■ **PROBLEM TO WORK ON**
Gather all lines in the entries below that include the word "color".

■ **GIVEN DATA**
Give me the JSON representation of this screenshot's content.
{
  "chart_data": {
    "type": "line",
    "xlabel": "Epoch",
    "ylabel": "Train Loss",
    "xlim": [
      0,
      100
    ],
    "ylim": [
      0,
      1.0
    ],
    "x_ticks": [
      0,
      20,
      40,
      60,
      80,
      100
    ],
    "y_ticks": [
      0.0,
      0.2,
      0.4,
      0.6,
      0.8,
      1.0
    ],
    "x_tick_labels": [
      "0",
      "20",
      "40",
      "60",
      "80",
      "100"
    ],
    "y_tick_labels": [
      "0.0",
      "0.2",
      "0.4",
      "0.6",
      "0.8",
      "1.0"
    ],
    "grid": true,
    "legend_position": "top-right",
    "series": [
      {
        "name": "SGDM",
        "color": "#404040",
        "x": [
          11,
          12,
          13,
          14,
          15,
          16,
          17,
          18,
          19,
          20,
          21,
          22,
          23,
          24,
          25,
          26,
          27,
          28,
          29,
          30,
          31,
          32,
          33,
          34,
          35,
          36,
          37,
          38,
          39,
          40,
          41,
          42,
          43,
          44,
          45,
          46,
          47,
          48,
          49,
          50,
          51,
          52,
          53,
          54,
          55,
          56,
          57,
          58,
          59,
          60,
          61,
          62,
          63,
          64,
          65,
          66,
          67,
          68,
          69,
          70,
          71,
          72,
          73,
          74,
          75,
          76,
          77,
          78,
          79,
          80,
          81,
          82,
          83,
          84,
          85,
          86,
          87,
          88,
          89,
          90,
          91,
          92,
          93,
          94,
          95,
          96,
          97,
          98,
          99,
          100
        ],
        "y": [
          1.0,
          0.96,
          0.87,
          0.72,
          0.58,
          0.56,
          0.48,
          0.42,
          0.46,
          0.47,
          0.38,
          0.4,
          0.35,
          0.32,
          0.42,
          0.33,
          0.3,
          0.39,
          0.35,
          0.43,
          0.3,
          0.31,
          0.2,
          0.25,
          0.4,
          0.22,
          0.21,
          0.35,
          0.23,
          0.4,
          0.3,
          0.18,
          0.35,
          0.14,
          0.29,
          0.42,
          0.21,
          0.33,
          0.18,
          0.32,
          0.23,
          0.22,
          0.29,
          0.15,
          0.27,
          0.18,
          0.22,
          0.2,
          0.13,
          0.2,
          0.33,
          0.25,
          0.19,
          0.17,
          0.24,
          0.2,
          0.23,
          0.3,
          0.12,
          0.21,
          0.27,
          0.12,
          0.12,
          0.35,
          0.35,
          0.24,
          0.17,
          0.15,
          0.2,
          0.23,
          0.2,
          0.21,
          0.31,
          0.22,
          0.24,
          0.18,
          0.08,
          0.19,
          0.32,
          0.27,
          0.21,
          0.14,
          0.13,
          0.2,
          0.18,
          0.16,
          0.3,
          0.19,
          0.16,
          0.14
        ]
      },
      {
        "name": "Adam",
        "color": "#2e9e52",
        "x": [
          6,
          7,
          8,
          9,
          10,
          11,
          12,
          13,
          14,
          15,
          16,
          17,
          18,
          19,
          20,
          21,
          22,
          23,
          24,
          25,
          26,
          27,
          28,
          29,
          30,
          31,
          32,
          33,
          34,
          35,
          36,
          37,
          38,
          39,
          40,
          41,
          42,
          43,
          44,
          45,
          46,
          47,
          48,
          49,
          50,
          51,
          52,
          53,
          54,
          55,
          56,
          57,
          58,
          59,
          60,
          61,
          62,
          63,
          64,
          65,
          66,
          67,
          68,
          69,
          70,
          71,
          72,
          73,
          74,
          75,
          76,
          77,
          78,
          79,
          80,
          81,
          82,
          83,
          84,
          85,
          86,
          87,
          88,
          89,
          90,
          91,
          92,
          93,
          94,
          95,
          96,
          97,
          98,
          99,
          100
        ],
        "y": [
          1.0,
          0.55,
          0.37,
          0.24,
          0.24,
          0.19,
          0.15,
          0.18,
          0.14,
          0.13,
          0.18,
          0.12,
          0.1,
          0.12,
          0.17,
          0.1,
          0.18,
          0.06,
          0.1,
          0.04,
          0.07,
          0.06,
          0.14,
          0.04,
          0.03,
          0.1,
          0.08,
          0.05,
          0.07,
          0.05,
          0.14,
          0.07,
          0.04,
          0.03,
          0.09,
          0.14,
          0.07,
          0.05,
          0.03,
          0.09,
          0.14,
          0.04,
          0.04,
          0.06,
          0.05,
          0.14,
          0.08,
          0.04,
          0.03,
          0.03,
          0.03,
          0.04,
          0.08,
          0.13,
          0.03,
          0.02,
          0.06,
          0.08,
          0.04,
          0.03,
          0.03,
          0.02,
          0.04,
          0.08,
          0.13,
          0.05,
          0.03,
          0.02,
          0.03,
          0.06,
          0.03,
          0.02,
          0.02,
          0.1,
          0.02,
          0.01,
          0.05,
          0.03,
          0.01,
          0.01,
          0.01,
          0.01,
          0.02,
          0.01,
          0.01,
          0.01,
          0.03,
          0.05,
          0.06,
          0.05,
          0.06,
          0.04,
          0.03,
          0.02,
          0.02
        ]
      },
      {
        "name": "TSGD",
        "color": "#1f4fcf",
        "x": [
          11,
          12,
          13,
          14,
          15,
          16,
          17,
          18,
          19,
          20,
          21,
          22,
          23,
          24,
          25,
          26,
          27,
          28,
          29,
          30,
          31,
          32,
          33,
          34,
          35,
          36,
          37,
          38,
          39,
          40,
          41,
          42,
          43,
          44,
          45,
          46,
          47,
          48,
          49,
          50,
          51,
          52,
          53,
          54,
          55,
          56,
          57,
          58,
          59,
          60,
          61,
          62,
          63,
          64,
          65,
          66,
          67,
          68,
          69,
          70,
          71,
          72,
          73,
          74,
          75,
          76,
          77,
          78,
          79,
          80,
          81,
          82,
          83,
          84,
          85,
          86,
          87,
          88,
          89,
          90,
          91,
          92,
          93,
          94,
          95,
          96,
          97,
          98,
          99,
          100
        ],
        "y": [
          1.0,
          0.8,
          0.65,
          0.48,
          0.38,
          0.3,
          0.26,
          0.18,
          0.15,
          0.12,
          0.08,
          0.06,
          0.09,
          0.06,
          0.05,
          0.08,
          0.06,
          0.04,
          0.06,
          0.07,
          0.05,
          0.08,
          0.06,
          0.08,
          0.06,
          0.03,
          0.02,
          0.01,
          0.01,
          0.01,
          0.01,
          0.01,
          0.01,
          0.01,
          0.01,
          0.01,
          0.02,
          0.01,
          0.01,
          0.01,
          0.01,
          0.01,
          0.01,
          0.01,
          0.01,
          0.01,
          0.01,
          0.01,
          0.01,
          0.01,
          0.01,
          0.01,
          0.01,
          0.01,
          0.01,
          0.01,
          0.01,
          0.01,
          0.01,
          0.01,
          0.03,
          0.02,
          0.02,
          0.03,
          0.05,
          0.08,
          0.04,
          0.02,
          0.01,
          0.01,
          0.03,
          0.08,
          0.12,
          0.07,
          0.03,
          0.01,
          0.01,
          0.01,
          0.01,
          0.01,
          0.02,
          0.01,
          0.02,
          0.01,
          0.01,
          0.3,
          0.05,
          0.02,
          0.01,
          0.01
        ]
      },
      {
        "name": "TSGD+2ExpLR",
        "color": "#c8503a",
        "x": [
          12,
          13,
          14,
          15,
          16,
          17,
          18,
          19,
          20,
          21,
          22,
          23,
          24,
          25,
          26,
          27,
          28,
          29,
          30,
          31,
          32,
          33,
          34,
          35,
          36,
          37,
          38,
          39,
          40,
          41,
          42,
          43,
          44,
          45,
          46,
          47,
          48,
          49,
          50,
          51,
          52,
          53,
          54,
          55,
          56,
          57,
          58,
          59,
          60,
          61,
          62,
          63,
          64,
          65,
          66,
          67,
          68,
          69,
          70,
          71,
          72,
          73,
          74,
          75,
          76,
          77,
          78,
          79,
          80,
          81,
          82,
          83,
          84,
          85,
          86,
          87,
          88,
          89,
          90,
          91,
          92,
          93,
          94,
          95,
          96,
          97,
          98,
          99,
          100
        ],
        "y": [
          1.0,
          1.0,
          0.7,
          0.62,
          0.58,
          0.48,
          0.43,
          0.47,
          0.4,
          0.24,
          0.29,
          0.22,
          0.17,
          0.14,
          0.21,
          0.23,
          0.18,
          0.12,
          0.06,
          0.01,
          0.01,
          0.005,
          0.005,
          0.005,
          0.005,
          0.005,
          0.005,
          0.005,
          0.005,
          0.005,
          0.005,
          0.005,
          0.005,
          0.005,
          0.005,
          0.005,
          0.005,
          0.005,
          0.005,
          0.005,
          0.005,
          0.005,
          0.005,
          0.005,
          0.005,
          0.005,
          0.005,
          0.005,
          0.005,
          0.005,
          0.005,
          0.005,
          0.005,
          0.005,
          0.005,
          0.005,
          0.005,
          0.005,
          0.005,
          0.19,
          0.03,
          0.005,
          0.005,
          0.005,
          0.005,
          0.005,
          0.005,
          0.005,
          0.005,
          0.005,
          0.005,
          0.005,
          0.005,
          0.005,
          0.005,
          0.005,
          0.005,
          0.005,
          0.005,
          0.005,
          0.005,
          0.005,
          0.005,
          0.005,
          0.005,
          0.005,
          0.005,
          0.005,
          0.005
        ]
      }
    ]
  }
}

■ **EXERCISE RESPONSE**
        "color": "#404040",
        "color": "#2e9e52",
        "color": "#1f4fcf",
        "color": "#c8503a",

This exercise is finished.